# Data items
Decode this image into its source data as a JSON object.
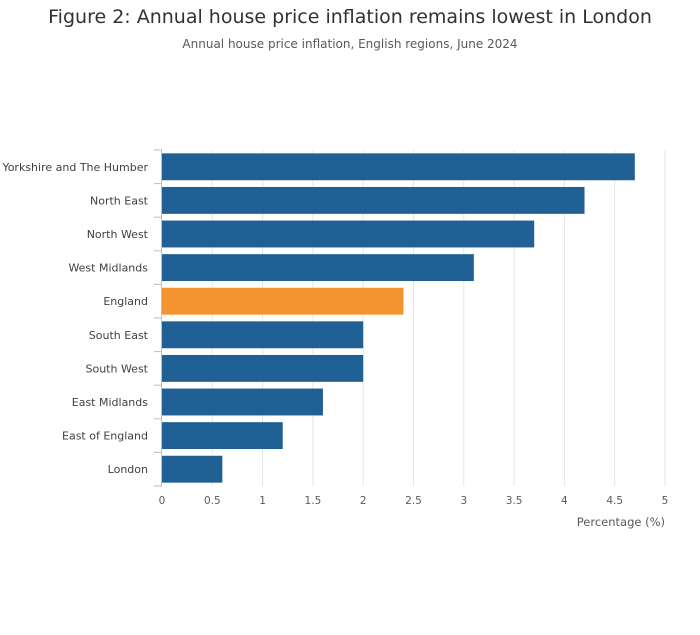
{
  "chart_data": {
    "type": "bar",
    "orientation": "horizontal",
    "title": "Figure 2: Annual house price inflation remains lowest in London",
    "subtitle": "Annual house price inflation, English regions, June 2024",
    "xlabel": "Percentage (%)",
    "categories": [
      "Yorkshire and The Humber",
      "North East",
      "North West",
      "West Midlands",
      "England",
      "South East",
      "South West",
      "East Midlands",
      "East of England",
      "London"
    ],
    "values": [
      4.7,
      4.2,
      3.7,
      3.1,
      2.4,
      2.0,
      2.0,
      1.6,
      1.2,
      0.6
    ],
    "xlim": [
      0,
      5
    ],
    "xticks": [
      "0",
      "0.5",
      "1",
      "1.5",
      "2",
      "2.5",
      "3",
      "3.5",
      "4",
      "4.5",
      "5"
    ],
    "grid": true,
    "highlight_category": "England",
    "colors": {
      "default": "#206095",
      "highlight": "#f39431",
      "grid": "#e6e6e6",
      "axis": "#bebebe"
    }
  }
}
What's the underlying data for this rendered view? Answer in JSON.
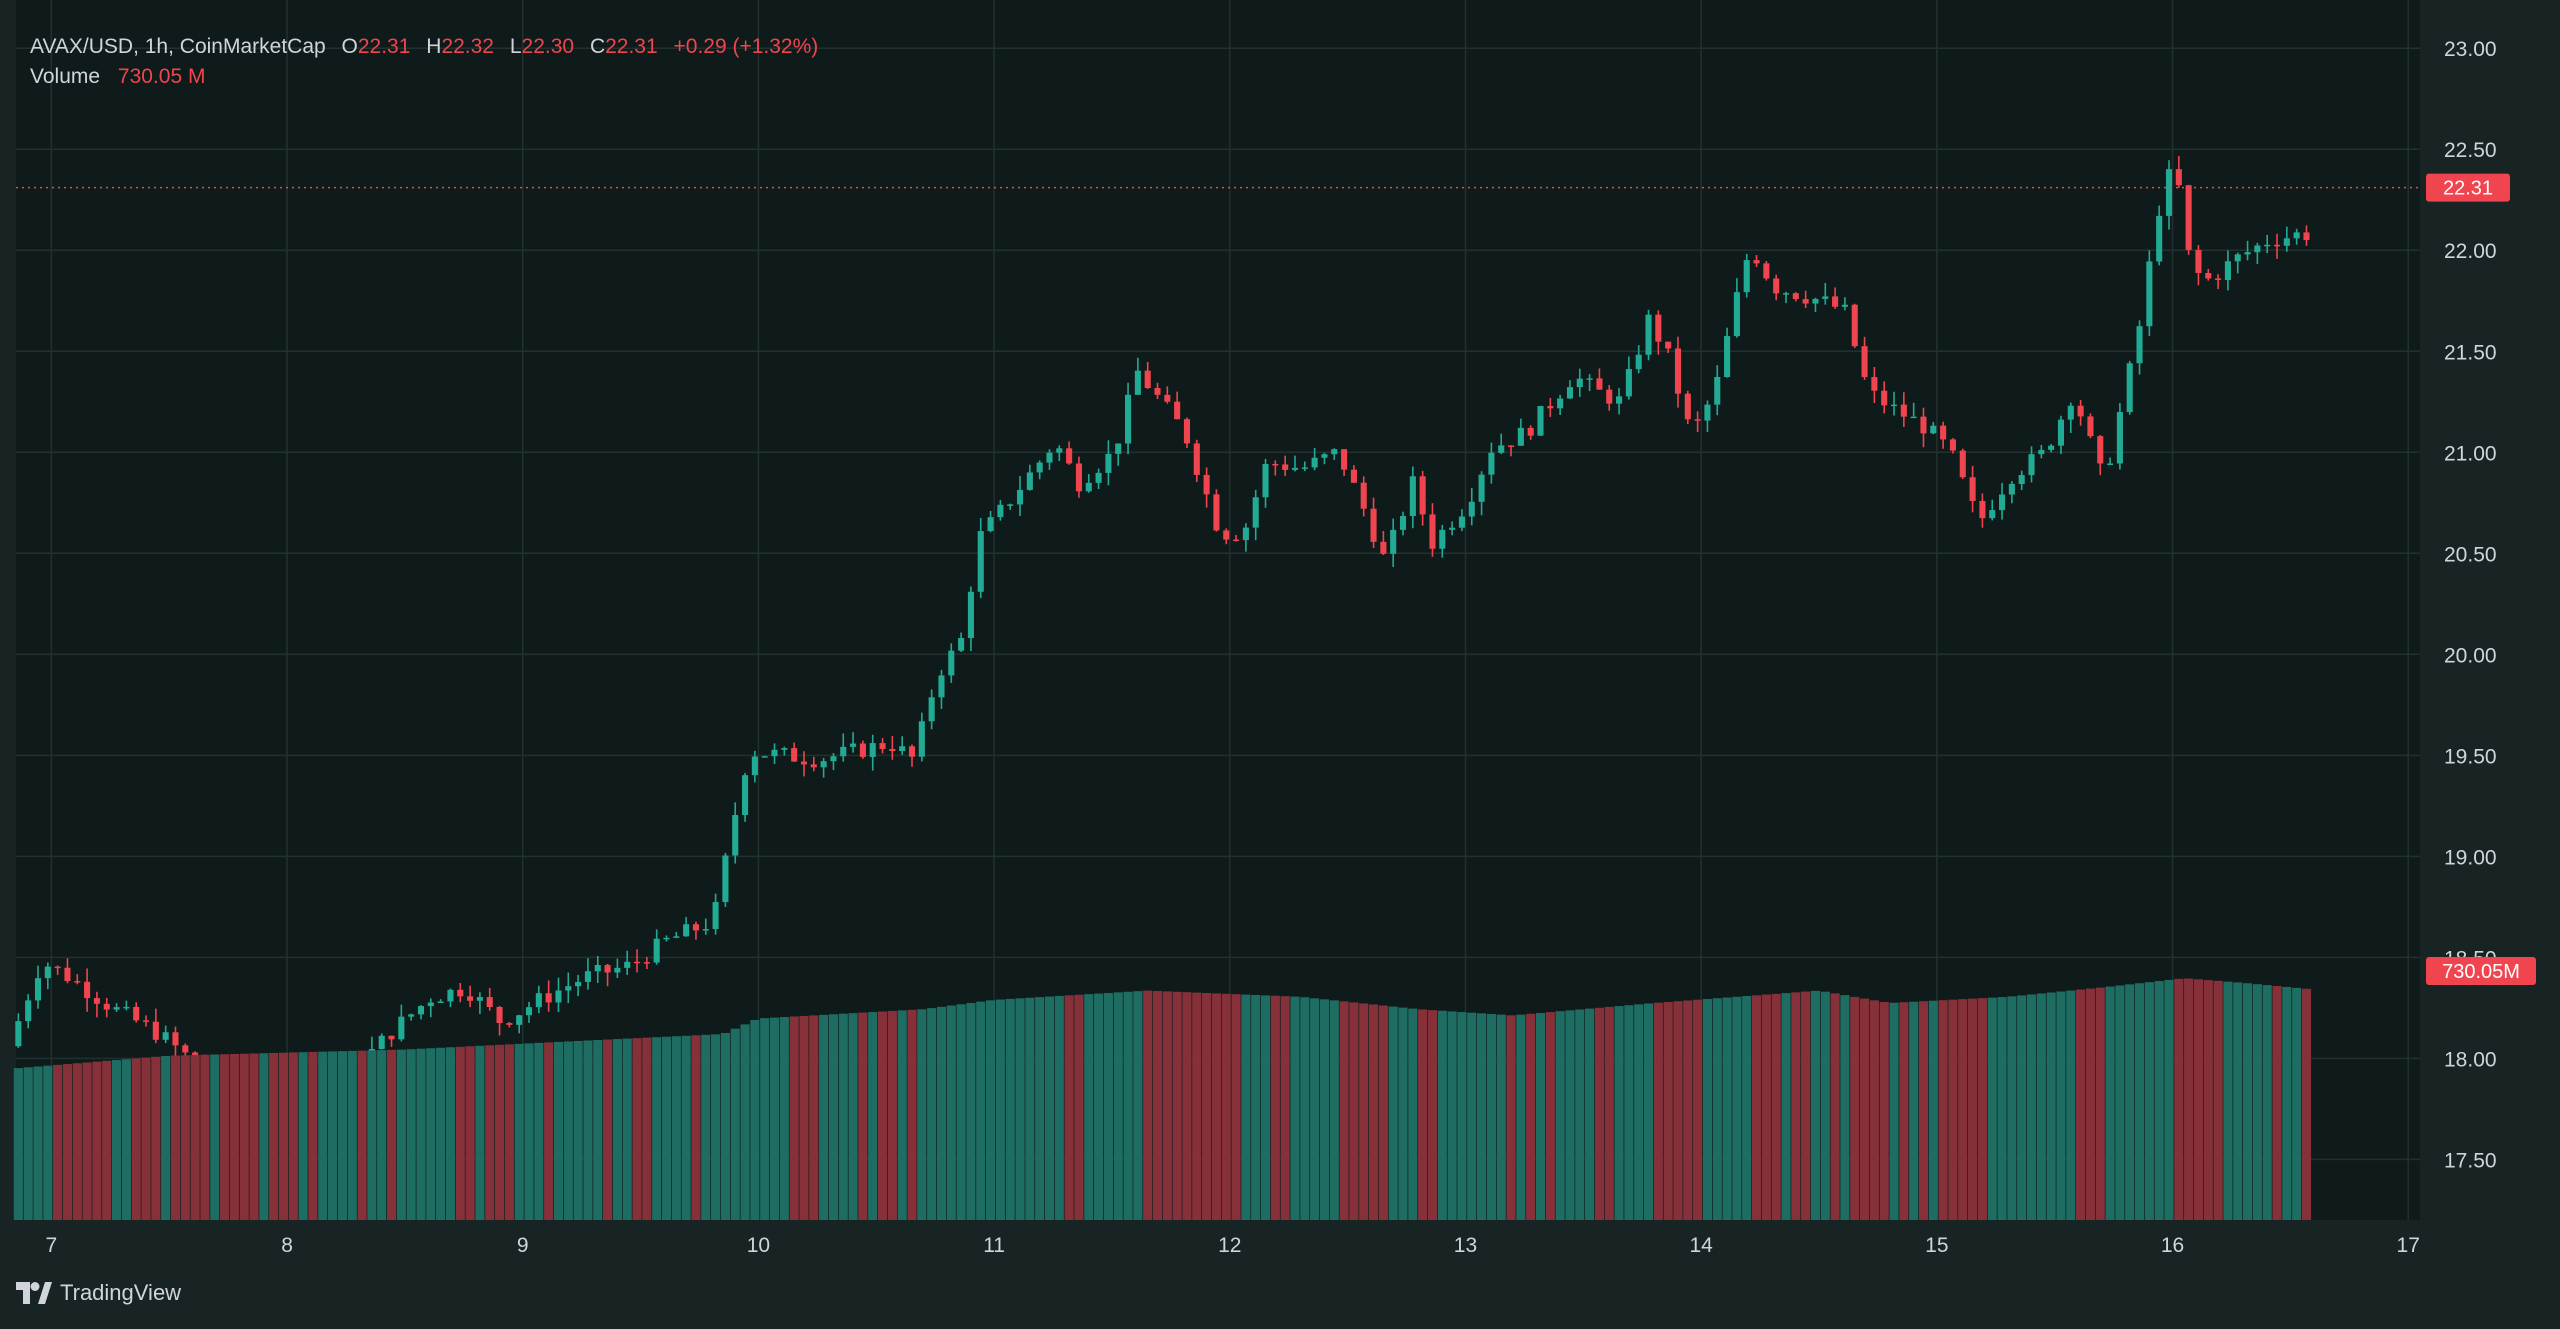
{
  "legend": {
    "symbol": "AVAX/USD, 1h, CoinMarketCap",
    "open_label": "O",
    "open": "22.31",
    "high_label": "H",
    "high": "22.32",
    "low_label": "L",
    "low": "22.30",
    "close_label": "C",
    "close": "22.31",
    "change": "+0.29 (+1.32%)",
    "volume_label": "Volume",
    "volume": "730.05 M"
  },
  "colors": {
    "background": "#172423",
    "up": "#22ab94",
    "down": "#f0444f",
    "up_volume": "#1e6d62",
    "down_volume": "#86313a",
    "text": "#d1d4dc",
    "grid": "#22302f"
  },
  "brand": {
    "name": "TradingView",
    "icon": "tradingview-logo-icon"
  },
  "chart_data": {
    "type": "candlestick",
    "title": "AVAX/USD, 1h, CoinMarketCap",
    "interval": "1h",
    "x_tick_labels": [
      "7",
      "8",
      "9",
      "10",
      "11",
      "12",
      "13",
      "14",
      "15",
      "16",
      "17"
    ],
    "y_tick_labels": [
      "17.50",
      "18.00",
      "18.50",
      "19.00",
      "19.50",
      "20.00",
      "20.50",
      "21.00",
      "21.50",
      "22.00",
      "22.50",
      "23.00"
    ],
    "ylim": [
      17.2,
      23.1
    ],
    "x_range_days": [
      6.85,
      17.05
    ],
    "last_price": 22.31,
    "last_price_label": "22.31",
    "volume_label": "730.05M",
    "grid": true,
    "price_axis": "right",
    "price_anchors": [
      [
        6.86,
        18.06
      ],
      [
        7.0,
        18.48
      ],
      [
        7.12,
        18.4
      ],
      [
        7.3,
        18.25
      ],
      [
        7.5,
        18.12
      ],
      [
        7.7,
        17.93
      ],
      [
        7.9,
        17.88
      ],
      [
        8.1,
        17.76
      ],
      [
        8.3,
        17.91
      ],
      [
        8.5,
        18.15
      ],
      [
        8.65,
        18.3
      ],
      [
        8.8,
        18.35
      ],
      [
        8.95,
        18.18
      ],
      [
        9.1,
        18.28
      ],
      [
        9.3,
        18.4
      ],
      [
        9.5,
        18.46
      ],
      [
        9.65,
        18.58
      ],
      [
        9.85,
        18.68
      ],
      [
        9.95,
        19.25
      ],
      [
        10.0,
        19.52
      ],
      [
        10.3,
        19.48
      ],
      [
        10.6,
        19.56
      ],
      [
        10.7,
        19.48
      ],
      [
        10.8,
        19.9
      ],
      [
        10.9,
        20.06
      ],
      [
        10.98,
        20.58
      ],
      [
        11.1,
        20.75
      ],
      [
        11.3,
        21.05
      ],
      [
        11.4,
        20.85
      ],
      [
        11.55,
        21.0
      ],
      [
        11.65,
        21.4
      ],
      [
        11.85,
        21.1
      ],
      [
        12.0,
        20.6
      ],
      [
        12.1,
        20.6
      ],
      [
        12.2,
        20.95
      ],
      [
        12.35,
        20.92
      ],
      [
        12.5,
        21.0
      ],
      [
        12.6,
        20.75
      ],
      [
        12.7,
        20.46
      ],
      [
        12.82,
        20.85
      ],
      [
        12.9,
        20.55
      ],
      [
        13.05,
        20.75
      ],
      [
        13.15,
        21.02
      ],
      [
        13.3,
        21.1
      ],
      [
        13.5,
        21.38
      ],
      [
        13.6,
        21.3
      ],
      [
        13.7,
        21.25
      ],
      [
        13.82,
        21.66
      ],
      [
        13.9,
        21.48
      ],
      [
        14.0,
        21.08
      ],
      [
        14.1,
        21.3
      ],
      [
        14.2,
        21.8
      ],
      [
        14.25,
        22.02
      ],
      [
        14.35,
        21.82
      ],
      [
        14.55,
        21.75
      ],
      [
        14.65,
        21.7
      ],
      [
        14.75,
        21.3
      ],
      [
        14.85,
        21.22
      ],
      [
        15.0,
        21.12
      ],
      [
        15.1,
        21.0
      ],
      [
        15.22,
        20.65
      ],
      [
        15.35,
        20.88
      ],
      [
        15.5,
        21.0
      ],
      [
        15.62,
        21.3
      ],
      [
        15.75,
        20.85
      ],
      [
        15.85,
        21.35
      ],
      [
        15.92,
        21.72
      ],
      [
        15.97,
        22.15
      ],
      [
        16.05,
        22.45
      ],
      [
        16.12,
        21.9
      ],
      [
        16.2,
        21.85
      ],
      [
        16.3,
        21.95
      ],
      [
        16.45,
        22.05
      ],
      [
        16.58,
        22.08
      ]
    ],
    "volume_anchors": [
      [
        6.86,
        0.49
      ],
      [
        7.5,
        0.53
      ],
      [
        8.0,
        0.54
      ],
      [
        8.5,
        0.55
      ],
      [
        9.3,
        0.58
      ],
      [
        9.85,
        0.6
      ],
      [
        10.0,
        0.65
      ],
      [
        10.7,
        0.68
      ],
      [
        11.0,
        0.71
      ],
      [
        11.65,
        0.74
      ],
      [
        12.3,
        0.72
      ],
      [
        12.8,
        0.68
      ],
      [
        13.2,
        0.66
      ],
      [
        13.8,
        0.7
      ],
      [
        14.5,
        0.74
      ],
      [
        14.8,
        0.7
      ],
      [
        15.3,
        0.72
      ],
      [
        15.7,
        0.75
      ],
      [
        16.05,
        0.78
      ],
      [
        16.3,
        0.765
      ],
      [
        16.58,
        0.745
      ]
    ]
  }
}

# STATED PROBLEM
Where a line of the data holds "Annual", show that line.

# SOLVED EXERCISE
    "title": "Figure 2: Annual house price inflation remains lowest in London",
    "subtitle": "Annual house price inflation, English regions, June 2024",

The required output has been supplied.